SUPPLIED RECORDS
========

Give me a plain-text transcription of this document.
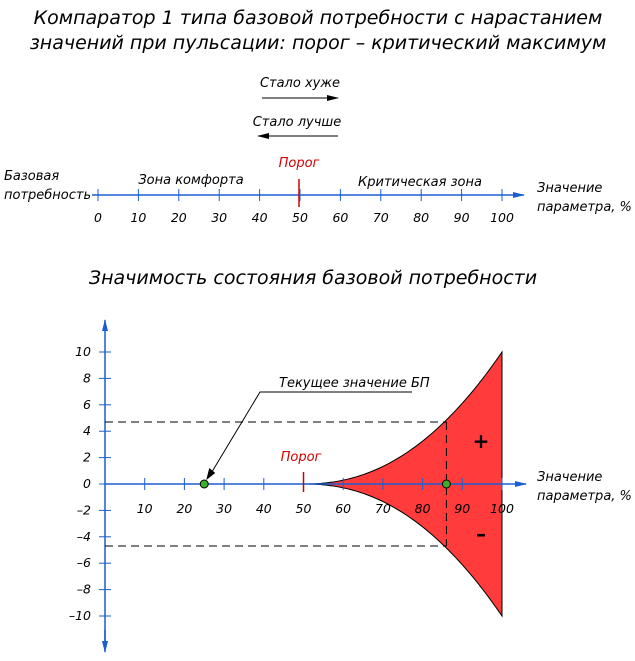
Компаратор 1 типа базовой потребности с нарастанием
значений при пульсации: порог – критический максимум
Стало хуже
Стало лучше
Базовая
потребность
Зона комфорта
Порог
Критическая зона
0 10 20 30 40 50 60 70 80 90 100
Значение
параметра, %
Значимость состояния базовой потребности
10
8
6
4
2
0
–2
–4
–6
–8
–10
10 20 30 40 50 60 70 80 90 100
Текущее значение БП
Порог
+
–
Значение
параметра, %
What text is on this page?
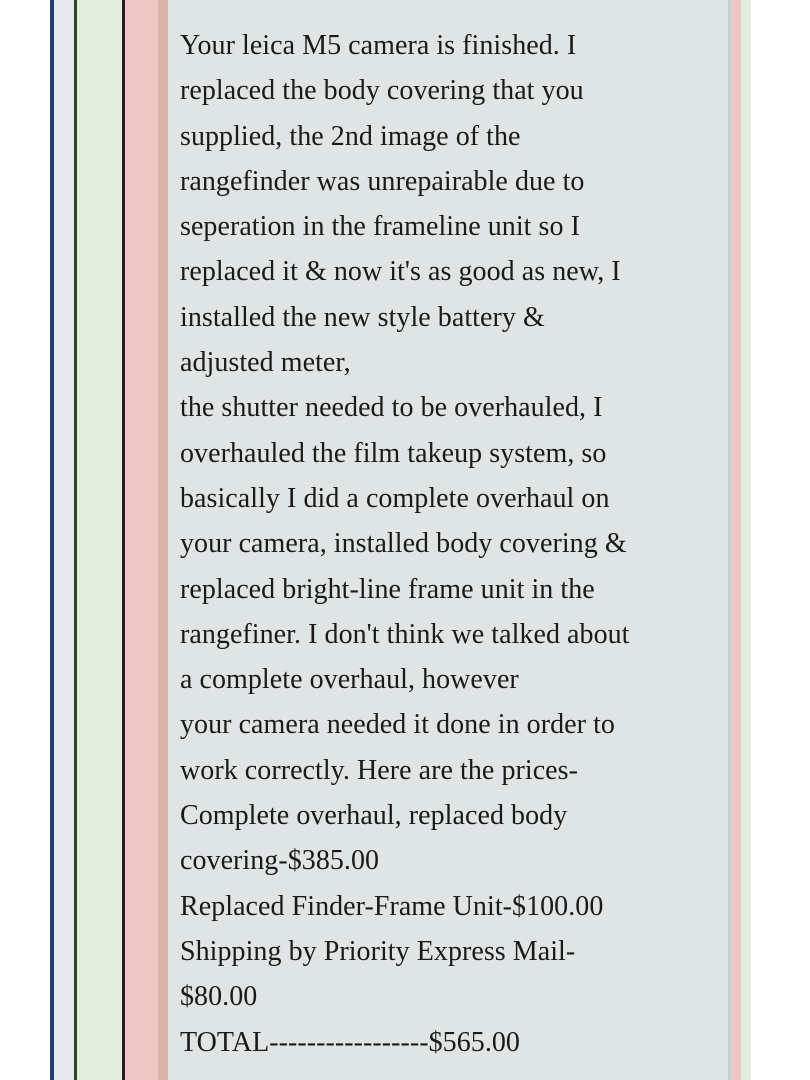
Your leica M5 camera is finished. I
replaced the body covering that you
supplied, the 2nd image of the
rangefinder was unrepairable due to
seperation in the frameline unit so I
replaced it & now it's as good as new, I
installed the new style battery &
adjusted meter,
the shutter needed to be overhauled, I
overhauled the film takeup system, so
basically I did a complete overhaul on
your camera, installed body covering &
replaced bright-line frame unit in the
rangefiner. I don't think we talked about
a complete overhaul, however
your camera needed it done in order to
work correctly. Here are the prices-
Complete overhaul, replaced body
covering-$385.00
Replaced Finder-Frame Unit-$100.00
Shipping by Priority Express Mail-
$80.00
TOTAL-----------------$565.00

========

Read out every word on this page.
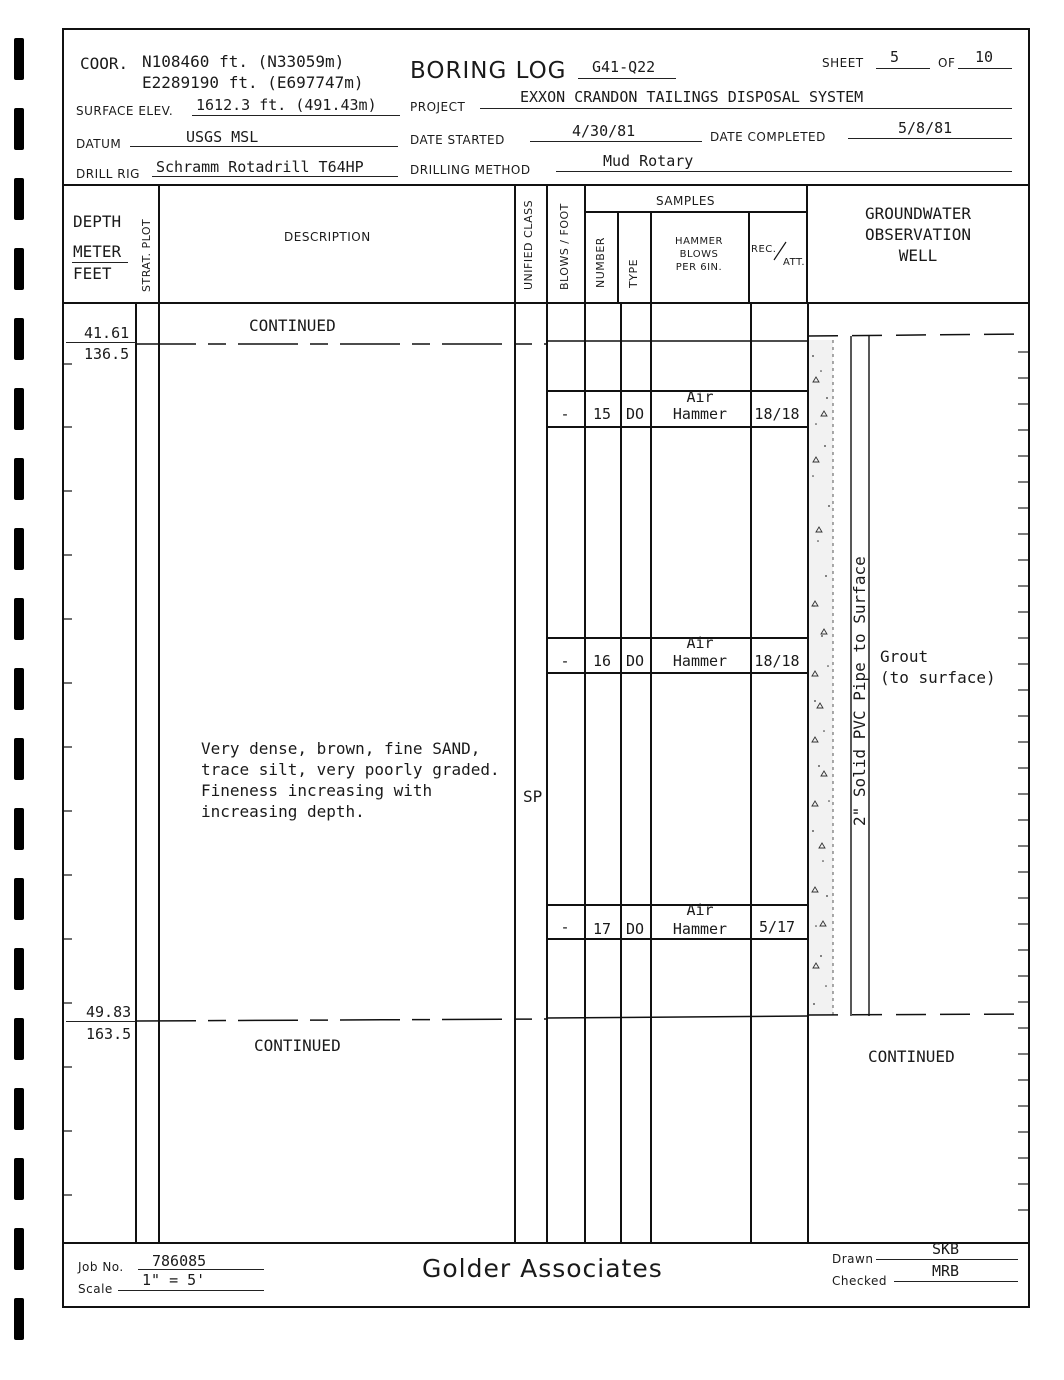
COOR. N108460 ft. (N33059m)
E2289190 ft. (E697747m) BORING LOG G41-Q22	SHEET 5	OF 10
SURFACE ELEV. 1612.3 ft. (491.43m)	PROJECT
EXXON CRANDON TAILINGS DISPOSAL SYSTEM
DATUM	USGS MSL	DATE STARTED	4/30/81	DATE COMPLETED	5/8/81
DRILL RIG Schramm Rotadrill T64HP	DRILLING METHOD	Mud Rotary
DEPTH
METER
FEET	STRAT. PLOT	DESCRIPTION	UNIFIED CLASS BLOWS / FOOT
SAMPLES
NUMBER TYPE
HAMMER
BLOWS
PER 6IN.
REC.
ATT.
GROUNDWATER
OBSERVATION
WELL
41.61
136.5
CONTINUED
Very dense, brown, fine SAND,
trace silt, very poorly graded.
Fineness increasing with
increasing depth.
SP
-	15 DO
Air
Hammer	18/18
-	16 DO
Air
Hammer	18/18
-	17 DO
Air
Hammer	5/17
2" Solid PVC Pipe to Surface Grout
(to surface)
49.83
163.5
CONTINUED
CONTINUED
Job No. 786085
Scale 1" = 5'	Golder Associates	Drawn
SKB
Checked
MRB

========

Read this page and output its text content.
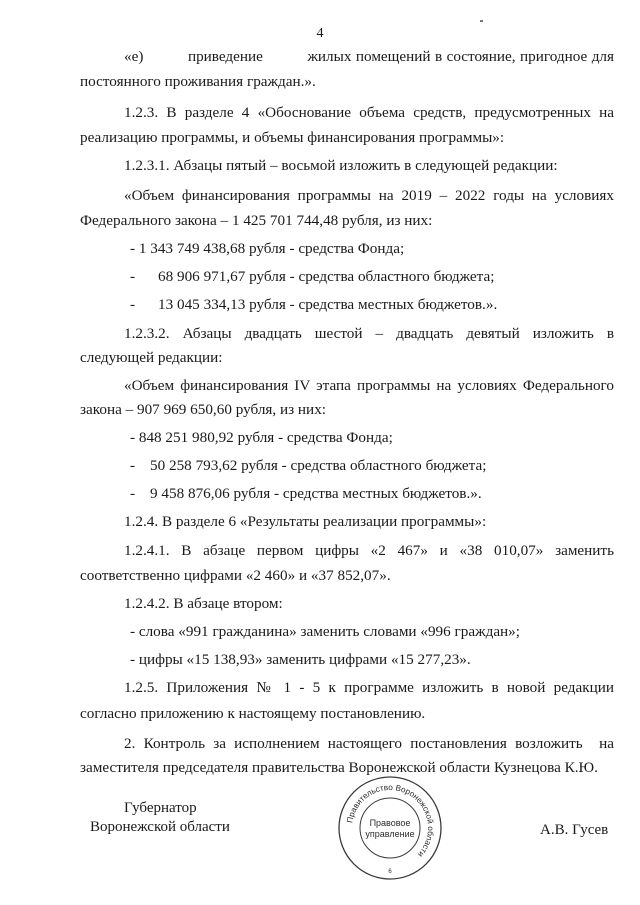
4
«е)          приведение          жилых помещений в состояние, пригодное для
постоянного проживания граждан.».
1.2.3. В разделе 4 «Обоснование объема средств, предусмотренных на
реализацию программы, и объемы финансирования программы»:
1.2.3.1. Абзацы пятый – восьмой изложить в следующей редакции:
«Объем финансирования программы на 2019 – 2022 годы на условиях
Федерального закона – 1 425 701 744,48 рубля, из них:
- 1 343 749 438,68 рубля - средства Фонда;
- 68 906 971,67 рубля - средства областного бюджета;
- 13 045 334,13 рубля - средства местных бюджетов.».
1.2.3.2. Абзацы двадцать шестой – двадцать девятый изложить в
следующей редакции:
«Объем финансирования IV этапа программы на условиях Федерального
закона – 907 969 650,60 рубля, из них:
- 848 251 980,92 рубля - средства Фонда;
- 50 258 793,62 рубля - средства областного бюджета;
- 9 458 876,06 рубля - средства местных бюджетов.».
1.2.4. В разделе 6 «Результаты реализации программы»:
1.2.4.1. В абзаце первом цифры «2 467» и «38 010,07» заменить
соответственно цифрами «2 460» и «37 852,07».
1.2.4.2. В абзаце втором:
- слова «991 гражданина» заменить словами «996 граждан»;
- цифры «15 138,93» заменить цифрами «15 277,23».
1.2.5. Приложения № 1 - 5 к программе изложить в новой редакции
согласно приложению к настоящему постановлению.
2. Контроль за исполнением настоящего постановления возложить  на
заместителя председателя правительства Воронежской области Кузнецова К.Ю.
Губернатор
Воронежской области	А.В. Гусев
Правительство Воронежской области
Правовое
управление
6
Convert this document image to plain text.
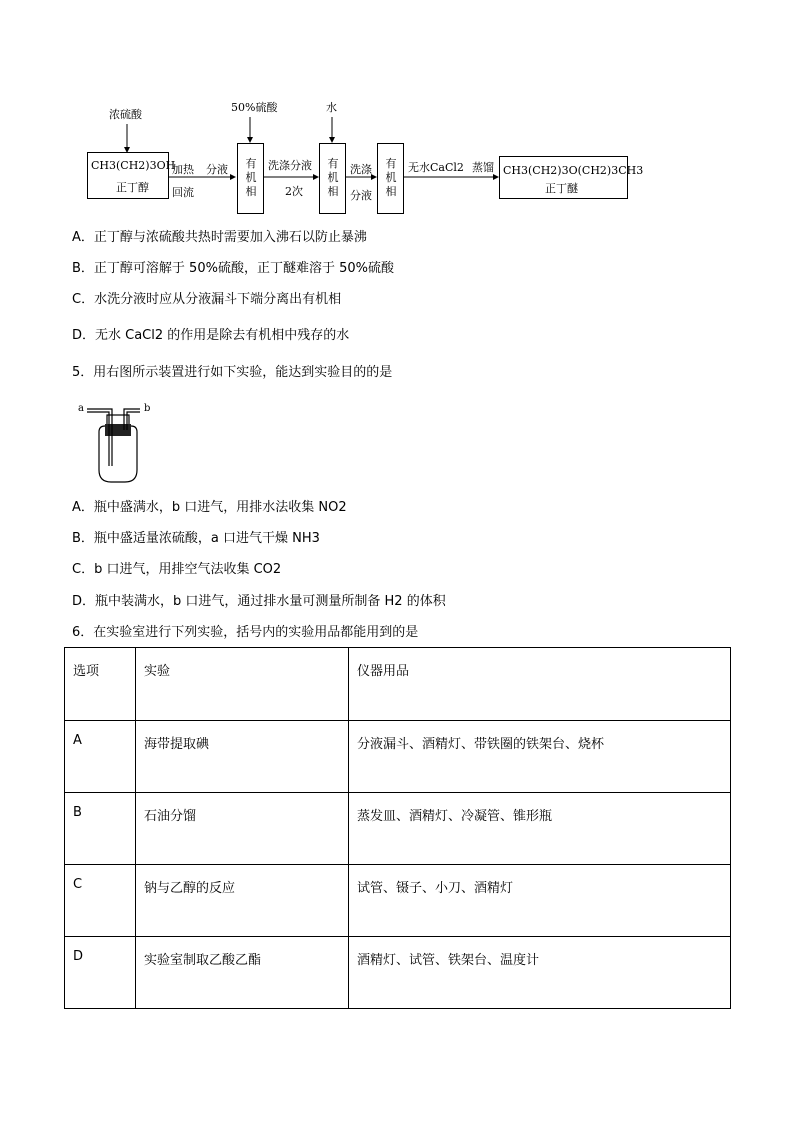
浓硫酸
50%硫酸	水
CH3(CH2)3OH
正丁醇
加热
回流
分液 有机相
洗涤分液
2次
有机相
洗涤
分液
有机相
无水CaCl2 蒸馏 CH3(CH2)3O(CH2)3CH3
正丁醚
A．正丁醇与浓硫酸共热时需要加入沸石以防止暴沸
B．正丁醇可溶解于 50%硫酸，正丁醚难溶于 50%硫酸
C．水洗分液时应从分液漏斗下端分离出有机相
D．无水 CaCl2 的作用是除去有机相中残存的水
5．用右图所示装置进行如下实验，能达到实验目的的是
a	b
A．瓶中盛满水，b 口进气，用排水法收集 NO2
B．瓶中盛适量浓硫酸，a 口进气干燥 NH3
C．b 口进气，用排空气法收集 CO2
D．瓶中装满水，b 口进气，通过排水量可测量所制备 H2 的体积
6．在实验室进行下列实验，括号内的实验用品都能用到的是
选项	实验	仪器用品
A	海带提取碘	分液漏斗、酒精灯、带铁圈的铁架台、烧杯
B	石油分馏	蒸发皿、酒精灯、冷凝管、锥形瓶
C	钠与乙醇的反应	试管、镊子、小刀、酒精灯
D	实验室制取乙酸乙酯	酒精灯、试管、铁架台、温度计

========

TASK
Select from the material above each line in which the string "installed" appears, and list those lines.

RESULT OF THE TASK
installed the new style battery &
your camera, installed body covering &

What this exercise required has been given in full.